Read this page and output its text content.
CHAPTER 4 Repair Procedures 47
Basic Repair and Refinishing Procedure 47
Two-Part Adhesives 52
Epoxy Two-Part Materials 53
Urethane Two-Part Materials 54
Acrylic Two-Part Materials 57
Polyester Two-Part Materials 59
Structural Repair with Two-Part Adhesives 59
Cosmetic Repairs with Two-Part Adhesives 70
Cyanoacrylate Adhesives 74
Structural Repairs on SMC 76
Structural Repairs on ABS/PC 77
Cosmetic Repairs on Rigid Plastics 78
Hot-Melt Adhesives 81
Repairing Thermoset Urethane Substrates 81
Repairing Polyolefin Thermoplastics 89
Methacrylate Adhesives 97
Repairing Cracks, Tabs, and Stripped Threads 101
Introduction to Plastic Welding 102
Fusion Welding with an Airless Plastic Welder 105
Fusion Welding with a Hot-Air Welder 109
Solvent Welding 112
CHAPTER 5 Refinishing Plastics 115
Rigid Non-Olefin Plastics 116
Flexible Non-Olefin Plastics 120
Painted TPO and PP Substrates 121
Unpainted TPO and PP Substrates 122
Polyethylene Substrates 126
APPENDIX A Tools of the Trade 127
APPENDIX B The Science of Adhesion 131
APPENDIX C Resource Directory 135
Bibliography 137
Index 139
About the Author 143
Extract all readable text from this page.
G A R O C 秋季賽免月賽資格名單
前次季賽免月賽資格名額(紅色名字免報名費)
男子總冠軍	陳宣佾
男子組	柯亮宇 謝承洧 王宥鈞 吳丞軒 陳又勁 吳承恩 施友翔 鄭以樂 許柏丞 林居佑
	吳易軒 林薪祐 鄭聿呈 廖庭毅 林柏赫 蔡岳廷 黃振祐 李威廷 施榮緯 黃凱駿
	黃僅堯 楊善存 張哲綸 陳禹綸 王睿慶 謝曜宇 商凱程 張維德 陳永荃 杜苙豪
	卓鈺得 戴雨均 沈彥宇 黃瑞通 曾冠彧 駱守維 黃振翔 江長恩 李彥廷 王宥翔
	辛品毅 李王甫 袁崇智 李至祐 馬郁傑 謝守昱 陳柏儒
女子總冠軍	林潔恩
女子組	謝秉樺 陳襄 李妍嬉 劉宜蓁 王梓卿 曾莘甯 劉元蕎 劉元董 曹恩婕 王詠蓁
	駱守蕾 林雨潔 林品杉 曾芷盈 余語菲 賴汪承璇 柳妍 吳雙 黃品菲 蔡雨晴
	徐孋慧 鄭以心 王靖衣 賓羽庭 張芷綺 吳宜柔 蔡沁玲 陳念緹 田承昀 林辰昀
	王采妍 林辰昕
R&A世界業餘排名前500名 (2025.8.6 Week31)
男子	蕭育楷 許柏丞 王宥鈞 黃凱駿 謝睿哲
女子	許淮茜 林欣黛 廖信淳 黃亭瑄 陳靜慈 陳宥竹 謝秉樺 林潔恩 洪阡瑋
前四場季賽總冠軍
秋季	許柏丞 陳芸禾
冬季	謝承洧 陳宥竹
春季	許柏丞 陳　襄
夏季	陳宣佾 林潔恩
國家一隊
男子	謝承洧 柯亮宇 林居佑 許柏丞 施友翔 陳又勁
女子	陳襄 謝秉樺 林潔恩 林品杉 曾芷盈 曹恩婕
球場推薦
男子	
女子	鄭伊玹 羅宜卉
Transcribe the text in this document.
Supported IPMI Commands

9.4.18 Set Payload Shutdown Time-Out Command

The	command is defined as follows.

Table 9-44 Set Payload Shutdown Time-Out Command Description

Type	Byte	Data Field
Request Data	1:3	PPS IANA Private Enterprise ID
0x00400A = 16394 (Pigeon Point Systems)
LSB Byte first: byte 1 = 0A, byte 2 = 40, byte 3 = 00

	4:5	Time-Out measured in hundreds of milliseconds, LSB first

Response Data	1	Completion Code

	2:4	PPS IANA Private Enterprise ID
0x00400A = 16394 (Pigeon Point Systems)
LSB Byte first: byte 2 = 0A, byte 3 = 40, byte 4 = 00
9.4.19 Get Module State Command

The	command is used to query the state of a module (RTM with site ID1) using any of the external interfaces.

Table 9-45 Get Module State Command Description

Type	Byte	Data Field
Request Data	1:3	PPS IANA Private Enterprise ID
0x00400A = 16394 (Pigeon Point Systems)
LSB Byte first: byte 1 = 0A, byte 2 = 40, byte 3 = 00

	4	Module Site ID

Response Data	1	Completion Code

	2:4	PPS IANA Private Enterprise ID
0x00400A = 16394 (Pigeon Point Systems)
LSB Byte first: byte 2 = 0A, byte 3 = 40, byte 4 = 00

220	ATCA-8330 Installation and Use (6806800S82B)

..........

Output each record exactly, leaving nothing out.

Read this page and output its text content.
CHAPTER 4 Repair Procedures 47
Basic Repair and Refinishing Procedure 47
Two-Part Adhesives 52
Epoxy Two-Part Materials 53
Urethane Two-Part Materials 54
Acrylic Two-Part Materials 57
Polyester Two-Part Materials 59
Structural Repair with Two-Part Adhesives 59
Cosmetic Repairs with Two-Part Adhesives 70
Cyanoacrylate Adhesives 74
Structural Repairs on SMC 76
Structural Repairs on ABS/PC 77
Cosmetic Repairs on Rigid Plastics 78
Hot-Melt Adhesives 81
Repairing Thermoset Urethane Substrates 81
Repairing Polyolefin Thermoplastics 89
Methacrylate Adhesives 97
Repairing Cracks, Tabs, and Stripped Threads 101
Introduction to Plastic Welding 102
Fusion Welding with an Airless Plastic Welder 105
Fusion Welding with a Hot-Air Welder 109
Solvent Welding 112
CHAPTER 5 Refinishing Plastics 115
Rigid Non-Olefin Plastics 116
Flexible Non-Olefin Plastics 120
Painted TPO and PP Substrates 121
Unpainted TPO and PP Substrates 122
Polyethylene Substrates 126
APPENDIX A Tools of the Trade 127
APPENDIX B The Science of Adhesion 131
APPENDIX C Resource Directory 135
Bibliography 137
Index 139
About the Author 143
Extract all readable text from this page.
G A R O C 秋季賽免月賽資格名單
前次季賽免月賽資格名額(紅色名字免報名費)
男子總冠軍	陳宣佾
男子組	柯亮宇 謝承洧 王宥鈞 吳丞軒 陳又勁 吳承恩 施友翔 鄭以樂 許柏丞 林居佑
	吳易軒 林薪祐 鄭聿呈 廖庭毅 林柏赫 蔡岳廷 黃振祐 李威廷 施榮緯 黃凱駿
	黃僅堯 楊善存 張哲綸 陳禹綸 王睿慶 謝曜宇 商凱程 張維德 陳永荃 杜苙豪
	卓鈺得 戴雨均 沈彥宇 黃瑞通 曾冠彧 駱守維 黃振翔 江長恩 李彥廷 王宥翔
	辛品毅 李王甫 袁崇智 李至祐 馬郁傑 謝守昱 陳柏儒
女子總冠軍	林潔恩
女子組	謝秉樺 陳襄 李妍嬉 劉宜蓁 王梓卿 曾莘甯 劉元蕎 劉元董 曹恩婕 王詠蓁
	駱守蕾 林雨潔 林品杉 曾芷盈 余語菲 賴汪承璇 柳妍 吳雙 黃品菲 蔡雨晴
	徐孋慧 鄭以心 王靖衣 賓羽庭 張芷綺 吳宜柔 蔡沁玲 陳念緹 田承昀 林辰昀
	王采妍 林辰昕
R&A世界業餘排名前500名 (2025.8.6 Week31)
男子	蕭育楷 許柏丞 王宥鈞 黃凱駿 謝睿哲
女子	許淮茜 林欣黛 廖信淳 黃亭瑄 陳靜慈 陳宥竹 謝秉樺 林潔恩 洪阡瑋
前四場季賽總冠軍
秋季	許柏丞 陳芸禾
冬季	謝承洧 陳宥竹
春季	許柏丞 陳　襄
夏季	陳宣佾 林潔恩
國家一隊
男子	謝承洧 柯亮宇 林居佑 許柏丞 施友翔 陳又勁
女子	陳襄 謝秉樺 林潔恩 林品杉 曾芷盈 曹恩婕
球場推薦
男子	
女子	鄭伊玹 羅宜卉
Transcribe the text in this document.
Supported IPMI Commands

9.4.18 Set Payload Shutdown Time-Out Command

The	command is defined as follows.

Table 9-44 Set Payload Shutdown Time-Out Command Description

Type	Byte	Data Field
Request Data	1:3	PPS IANA Private Enterprise ID
0x00400A = 16394 (Pigeon Point Systems)
LSB Byte first: byte 1 = 0A, byte 2 = 40, byte 3 = 00

	4:5	Time-Out measured in hundreds of milliseconds, LSB first

Response Data	1	Completion Code

	2:4	PPS IANA Private Enterprise ID
0x00400A = 16394 (Pigeon Point Systems)
LSB Byte first: byte 2 = 0A, byte 3 = 40, byte 4 = 00
9.4.19 Get Module State Command

The	command is used to query the state of a module (RTM with site ID1) using any of the external interfaces.

Table 9-45 Get Module State Command Description

Type	Byte	Data Field
Request Data	1:3	PPS IANA Private Enterprise ID
0x00400A = 16394 (Pigeon Point Systems)
LSB Byte first: byte 1 = 0A, byte 2 = 40, byte 3 = 00

	4	Module Site ID

Response Data	1	Completion Code

	2:4	PPS IANA Private Enterprise ID
0x00400A = 16394 (Pigeon Point Systems)
LSB Byte first: byte 2 = 0A, byte 3 = 40, byte 4 = 00

220	ATCA-8330 Installation and Use (6806800S82B)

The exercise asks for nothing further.